■ Exercise: Leave the pictures out and transcribe every record exactly.

■ Extracted entries:
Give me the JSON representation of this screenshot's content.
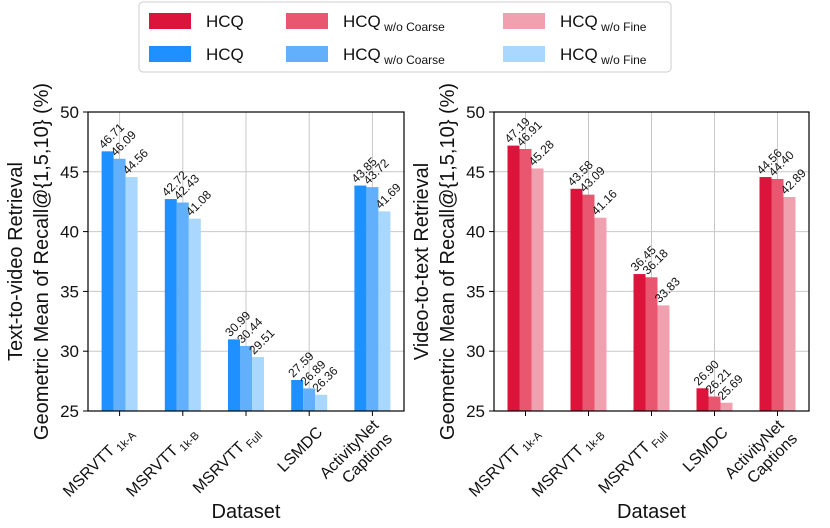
{
  "legend": {
    "entries": [
      {
        "base": "HCQ",
        "sub": "",
        "color": "#dc143c"
      },
      {
        "base": "HCQ",
        "sub": "w/o Coarse",
        "color": "#e8566f"
      },
      {
        "base": "HCQ",
        "sub": "w/o Fine",
        "color": "#f1a0b0"
      },
      {
        "base": "HCQ",
        "sub": "",
        "color": "#1e90ff"
      },
      {
        "base": "HCQ",
        "sub": "w/o Coarse",
        "color": "#62b0fb"
      },
      {
        "base": "HCQ",
        "sub": "w/o Fine",
        "color": "#a9d7fd"
      }
    ]
  },
  "chart_data": [
    {
      "type": "bar",
      "ylabel_line1": "Text-to-video Retrieval",
      "ylabel_line2": "Geometric Mean of Recall@{1,5,10} (%)",
      "xlabel": "Dataset",
      "ylim": [
        25,
        50
      ],
      "yticks": [
        "25",
        "30",
        "35",
        "40",
        "45",
        "50"
      ],
      "categories": [
        {
          "base": "MSRVTT",
          "sub": "1k-A"
        },
        {
          "base": "MSRVTT",
          "sub": "1k-B"
        },
        {
          "base": "MSRVTT",
          "sub": "Full"
        },
        {
          "base": "LSMDC",
          "sub": ""
        },
        {
          "base": "ActivityNet",
          "base2": "Captions",
          "sub": ""
        }
      ],
      "series": [
        {
          "name": "HCQ",
          "color": "#1e90ff",
          "values": [
            46.71,
            42.72,
            30.99,
            27.59,
            43.85
          ],
          "labels": [
            "46.71",
            "42.72",
            "30.99",
            "27.59",
            "43.85"
          ]
        },
        {
          "name": "HCQ w/o Coarse",
          "color": "#62b0fb",
          "values": [
            46.09,
            42.43,
            30.44,
            26.89,
            43.72
          ],
          "labels": [
            "46.09",
            "42.43",
            "30.44",
            "26.89",
            "43.72"
          ]
        },
        {
          "name": "HCQ w/o Fine",
          "color": "#a9d7fd",
          "values": [
            44.56,
            41.08,
            29.51,
            26.36,
            41.69
          ],
          "labels": [
            "44.56",
            "41.08",
            "29.51",
            "26.36",
            "41.69"
          ]
        }
      ]
    },
    {
      "type": "bar",
      "ylabel_line1": "Video-to-text Retrieval",
      "ylabel_line2": "Geometric Mean of Recall@{1,5,10} (%)",
      "xlabel": "Dataset",
      "ylim": [
        25,
        50
      ],
      "yticks": [
        "25",
        "30",
        "35",
        "40",
        "45",
        "50"
      ],
      "categories": [
        {
          "base": "MSRVTT",
          "sub": "1k-A"
        },
        {
          "base": "MSRVTT",
          "sub": "1k-B"
        },
        {
          "base": "MSRVTT",
          "sub": "Full"
        },
        {
          "base": "LSMDC",
          "sub": ""
        },
        {
          "base": "ActivityNet",
          "base2": "Captions",
          "sub": ""
        }
      ],
      "series": [
        {
          "name": "HCQ",
          "color": "#dc143c",
          "values": [
            47.19,
            43.58,
            36.45,
            26.9,
            44.56
          ],
          "labels": [
            "47.19",
            "43.58",
            "36.45",
            "26.90",
            "44.56"
          ]
        },
        {
          "name": "HCQ w/o Coarse",
          "color": "#e8566f",
          "values": [
            46.91,
            43.09,
            36.18,
            26.21,
            44.4
          ],
          "labels": [
            "46.91",
            "43.09",
            "36.18",
            "26.21",
            "44.40"
          ]
        },
        {
          "name": "HCQ w/o Fine",
          "color": "#f1a0b0",
          "values": [
            45.28,
            41.16,
            33.83,
            25.69,
            42.89
          ],
          "labels": [
            "45.28",
            "41.16",
            "33.83",
            "25.69",
            "42.89"
          ]
        }
      ]
    }
  ]
}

■ Solution for this exercise:
Give me the JSON representation of this screenshot's content.
{
  "legend": {
    "entries": [
      {
        "base": "HCQ",
        "sub": "",
        "color": "#dc143c"
      },
      {
        "base": "HCQ",
        "sub": "w/o Coarse",
        "color": "#e8566f"
      },
      {
        "base": "HCQ",
        "sub": "w/o Fine",
        "color": "#f1a0b0"
      },
      {
        "base": "HCQ",
        "sub": "",
        "color": "#1e90ff"
      },
      {
        "base": "HCQ",
        "sub": "w/o Coarse",
        "color": "#62b0fb"
      },
      {
        "base": "HCQ",
        "sub": "w/o Fine",
        "color": "#a9d7fd"
      }
    ]
  },
  "chart_data": [
    {
      "type": "bar",
      "ylabel_line1": "Text-to-video Retrieval",
      "ylabel_line2": "Geometric Mean of Recall@{1,5,10} (%)",
      "xlabel": "Dataset",
      "ylim": [
        25,
        50
      ],
      "yticks": [
        "25",
        "30",
        "35",
        "40",
        "45",
        "50"
      ],
      "categories": [
        {
          "base": "MSRVTT",
          "sub": "1k-A"
        },
        {
          "base": "MSRVTT",
          "sub": "1k-B"
        },
        {
          "base": "MSRVTT",
          "sub": "Full"
        },
        {
          "base": "LSMDC",
          "sub": ""
        },
        {
          "base": "ActivityNet",
          "base2": "Captions",
          "sub": ""
        }
      ],
      "series": [
        {
          "name": "HCQ",
          "color": "#1e90ff",
          "values": [
            46.71,
            42.72,
            30.99,
            27.59,
            43.85
          ],
          "labels": [
            "46.71",
            "42.72",
            "30.99",
            "27.59",
            "43.85"
          ]
        },
        {
          "name": "HCQ w/o Coarse",
          "color": "#62b0fb",
          "values": [
            46.09,
            42.43,
            30.44,
            26.89,
            43.72
          ],
          "labels": [
            "46.09",
            "42.43",
            "30.44",
            "26.89",
            "43.72"
          ]
        },
        {
          "name": "HCQ w/o Fine",
          "color": "#a9d7fd",
          "values": [
            44.56,
            41.08,
            29.51,
            26.36,
            41.69
          ],
          "labels": [
            "44.56",
            "41.08",
            "29.51",
            "26.36",
            "41.69"
          ]
        }
      ]
    },
    {
      "type": "bar",
      "ylabel_line1": "Video-to-text Retrieval",
      "ylabel_line2": "Geometric Mean of Recall@{1,5,10} (%)",
      "xlabel": "Dataset",
      "ylim": [
        25,
        50
      ],
      "yticks": [
        "25",
        "30",
        "35",
        "40",
        "45",
        "50"
      ],
      "categories": [
        {
          "base": "MSRVTT",
          "sub": "1k-A"
        },
        {
          "base": "MSRVTT",
          "sub": "1k-B"
        },
        {
          "base": "MSRVTT",
          "sub": "Full"
        },
        {
          "base": "LSMDC",
          "sub": ""
        },
        {
          "base": "ActivityNet",
          "base2": "Captions",
          "sub": ""
        }
      ],
      "series": [
        {
          "name": "HCQ",
          "color": "#dc143c",
          "values": [
            47.19,
            43.58,
            36.45,
            26.9,
            44.56
          ],
          "labels": [
            "47.19",
            "43.58",
            "36.45",
            "26.90",
            "44.56"
          ]
        },
        {
          "name": "HCQ w/o Coarse",
          "color": "#e8566f",
          "values": [
            46.91,
            43.09,
            36.18,
            26.21,
            44.4
          ],
          "labels": [
            "46.91",
            "43.09",
            "36.18",
            "26.21",
            "44.40"
          ]
        },
        {
          "name": "HCQ w/o Fine",
          "color": "#f1a0b0",
          "values": [
            45.28,
            41.16,
            33.83,
            25.69,
            42.89
          ],
          "labels": [
            "45.28",
            "41.16",
            "33.83",
            "25.69",
            "42.89"
          ]
        }
      ]
    }
  ]
}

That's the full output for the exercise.